##### Data shown #####

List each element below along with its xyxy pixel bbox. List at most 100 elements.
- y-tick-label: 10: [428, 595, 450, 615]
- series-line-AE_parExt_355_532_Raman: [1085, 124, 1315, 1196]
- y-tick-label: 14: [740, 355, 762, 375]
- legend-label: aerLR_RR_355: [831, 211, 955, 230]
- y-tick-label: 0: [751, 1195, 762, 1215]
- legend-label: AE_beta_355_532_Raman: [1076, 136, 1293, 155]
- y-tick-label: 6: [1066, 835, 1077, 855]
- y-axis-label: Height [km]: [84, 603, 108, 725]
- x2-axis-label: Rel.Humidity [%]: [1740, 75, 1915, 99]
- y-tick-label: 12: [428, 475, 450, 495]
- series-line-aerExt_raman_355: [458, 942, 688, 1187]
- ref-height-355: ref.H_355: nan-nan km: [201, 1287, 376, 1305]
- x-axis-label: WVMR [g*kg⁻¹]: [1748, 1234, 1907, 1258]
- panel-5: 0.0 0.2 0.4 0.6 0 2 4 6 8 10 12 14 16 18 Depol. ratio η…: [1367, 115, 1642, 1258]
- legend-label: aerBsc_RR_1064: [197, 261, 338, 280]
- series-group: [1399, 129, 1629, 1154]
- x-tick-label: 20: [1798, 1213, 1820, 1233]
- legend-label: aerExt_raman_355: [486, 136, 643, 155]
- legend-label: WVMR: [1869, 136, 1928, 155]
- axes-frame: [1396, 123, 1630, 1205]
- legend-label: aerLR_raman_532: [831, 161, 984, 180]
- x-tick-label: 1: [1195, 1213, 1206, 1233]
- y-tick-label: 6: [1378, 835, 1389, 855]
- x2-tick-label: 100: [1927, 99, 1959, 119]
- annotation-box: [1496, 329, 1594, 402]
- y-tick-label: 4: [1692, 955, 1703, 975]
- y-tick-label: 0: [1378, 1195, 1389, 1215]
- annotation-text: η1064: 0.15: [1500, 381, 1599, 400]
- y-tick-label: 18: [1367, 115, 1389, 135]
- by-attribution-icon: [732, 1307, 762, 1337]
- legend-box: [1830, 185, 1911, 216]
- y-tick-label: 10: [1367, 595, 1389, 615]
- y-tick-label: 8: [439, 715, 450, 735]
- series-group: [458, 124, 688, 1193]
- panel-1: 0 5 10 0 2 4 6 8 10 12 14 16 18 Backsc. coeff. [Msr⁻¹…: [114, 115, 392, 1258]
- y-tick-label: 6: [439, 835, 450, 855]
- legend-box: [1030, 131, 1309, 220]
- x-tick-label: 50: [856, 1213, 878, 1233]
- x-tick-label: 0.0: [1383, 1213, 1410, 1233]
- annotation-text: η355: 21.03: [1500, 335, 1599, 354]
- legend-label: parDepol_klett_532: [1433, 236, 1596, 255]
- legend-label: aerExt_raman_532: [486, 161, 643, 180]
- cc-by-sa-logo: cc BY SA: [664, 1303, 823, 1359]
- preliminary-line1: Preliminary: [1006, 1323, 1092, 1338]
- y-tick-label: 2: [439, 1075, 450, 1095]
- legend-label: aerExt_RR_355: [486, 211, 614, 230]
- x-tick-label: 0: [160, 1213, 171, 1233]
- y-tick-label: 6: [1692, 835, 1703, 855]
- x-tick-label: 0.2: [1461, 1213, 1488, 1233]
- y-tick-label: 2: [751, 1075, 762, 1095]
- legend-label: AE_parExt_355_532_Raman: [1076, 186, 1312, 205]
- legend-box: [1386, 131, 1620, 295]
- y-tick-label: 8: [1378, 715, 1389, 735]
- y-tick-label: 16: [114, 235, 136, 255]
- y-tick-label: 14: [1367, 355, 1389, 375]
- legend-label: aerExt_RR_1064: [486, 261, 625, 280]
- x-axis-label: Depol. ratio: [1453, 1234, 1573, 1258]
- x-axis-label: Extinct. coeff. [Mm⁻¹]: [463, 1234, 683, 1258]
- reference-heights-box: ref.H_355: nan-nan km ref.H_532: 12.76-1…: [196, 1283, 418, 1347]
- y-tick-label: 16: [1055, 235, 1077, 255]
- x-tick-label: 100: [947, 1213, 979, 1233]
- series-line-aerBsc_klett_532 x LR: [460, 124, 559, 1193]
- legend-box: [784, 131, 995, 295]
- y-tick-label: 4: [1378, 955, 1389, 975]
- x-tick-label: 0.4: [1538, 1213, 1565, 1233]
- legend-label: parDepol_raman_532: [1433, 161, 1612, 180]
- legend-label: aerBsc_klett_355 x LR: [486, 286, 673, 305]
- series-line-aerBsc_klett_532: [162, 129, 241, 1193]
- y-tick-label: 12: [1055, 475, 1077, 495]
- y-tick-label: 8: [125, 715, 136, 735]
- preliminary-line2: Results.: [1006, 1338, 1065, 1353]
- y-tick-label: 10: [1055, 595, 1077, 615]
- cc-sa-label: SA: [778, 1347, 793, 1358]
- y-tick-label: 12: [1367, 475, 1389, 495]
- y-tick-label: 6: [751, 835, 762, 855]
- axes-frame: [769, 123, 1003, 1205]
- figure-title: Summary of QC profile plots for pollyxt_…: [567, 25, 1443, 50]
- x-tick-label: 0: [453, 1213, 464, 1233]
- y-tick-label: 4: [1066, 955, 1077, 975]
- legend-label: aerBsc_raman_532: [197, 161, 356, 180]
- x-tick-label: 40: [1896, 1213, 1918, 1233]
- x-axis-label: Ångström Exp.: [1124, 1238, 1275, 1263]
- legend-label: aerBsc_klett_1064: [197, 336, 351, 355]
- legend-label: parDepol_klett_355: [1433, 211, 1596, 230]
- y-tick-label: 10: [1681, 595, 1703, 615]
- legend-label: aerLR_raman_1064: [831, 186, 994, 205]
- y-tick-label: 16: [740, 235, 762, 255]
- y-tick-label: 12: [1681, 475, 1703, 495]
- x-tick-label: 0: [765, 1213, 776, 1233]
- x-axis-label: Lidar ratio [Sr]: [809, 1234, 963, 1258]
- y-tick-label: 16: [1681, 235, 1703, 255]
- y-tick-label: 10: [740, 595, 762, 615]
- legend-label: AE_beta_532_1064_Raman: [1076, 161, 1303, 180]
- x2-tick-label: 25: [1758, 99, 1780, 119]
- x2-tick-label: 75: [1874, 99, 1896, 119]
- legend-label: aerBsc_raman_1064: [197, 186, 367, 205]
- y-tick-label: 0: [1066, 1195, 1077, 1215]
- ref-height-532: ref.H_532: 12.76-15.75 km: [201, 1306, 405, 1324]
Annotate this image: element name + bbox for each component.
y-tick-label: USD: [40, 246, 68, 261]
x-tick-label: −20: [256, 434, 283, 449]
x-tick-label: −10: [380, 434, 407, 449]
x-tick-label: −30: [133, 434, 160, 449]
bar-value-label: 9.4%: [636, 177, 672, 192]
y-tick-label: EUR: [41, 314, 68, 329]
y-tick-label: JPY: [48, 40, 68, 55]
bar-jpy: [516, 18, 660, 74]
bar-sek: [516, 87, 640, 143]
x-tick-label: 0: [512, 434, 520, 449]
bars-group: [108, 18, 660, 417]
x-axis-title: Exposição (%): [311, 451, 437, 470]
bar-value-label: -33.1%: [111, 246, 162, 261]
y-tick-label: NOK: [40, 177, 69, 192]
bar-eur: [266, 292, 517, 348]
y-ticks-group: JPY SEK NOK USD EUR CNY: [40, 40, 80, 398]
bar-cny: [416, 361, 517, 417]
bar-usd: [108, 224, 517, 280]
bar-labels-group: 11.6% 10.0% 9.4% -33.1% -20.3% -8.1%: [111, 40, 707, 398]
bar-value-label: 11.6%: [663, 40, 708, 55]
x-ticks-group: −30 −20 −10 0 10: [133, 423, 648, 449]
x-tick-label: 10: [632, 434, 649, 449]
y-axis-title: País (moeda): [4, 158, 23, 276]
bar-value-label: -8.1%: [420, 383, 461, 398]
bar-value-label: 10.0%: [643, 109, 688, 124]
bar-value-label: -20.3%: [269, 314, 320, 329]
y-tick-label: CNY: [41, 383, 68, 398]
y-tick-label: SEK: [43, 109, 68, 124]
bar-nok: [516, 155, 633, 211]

#####

» Task details:
Return the items word for word, from the first line up to and including the line with "- series-line-aerExt_raman_355: [458, 942, 688, 1187]".

» Written reply:
List each element below along with its xyxy pixel bbox. List at most 100 elements.
- y-tick-label: 10: [428, 595, 450, 615]
- series-line-AE_parExt_355_532_Raman: [1085, 124, 1315, 1196]
- y-tick-label: 14: [740, 355, 762, 375]
- legend-label: aerLR_RR_355: [831, 211, 955, 230]
- y-tick-label: 0: [751, 1195, 762, 1215]
- legend-label: AE_beta_355_532_Raman: [1076, 136, 1293, 155]
- y-tick-label: 6: [1066, 835, 1077, 855]
- y-axis-label: Height [km]: [84, 603, 108, 725]
- x2-axis-label: Rel.Humidity [%]: [1740, 75, 1915, 99]
- y-tick-label: 12: [428, 475, 450, 495]
- series-line-aerExt_raman_355: [458, 942, 688, 1187]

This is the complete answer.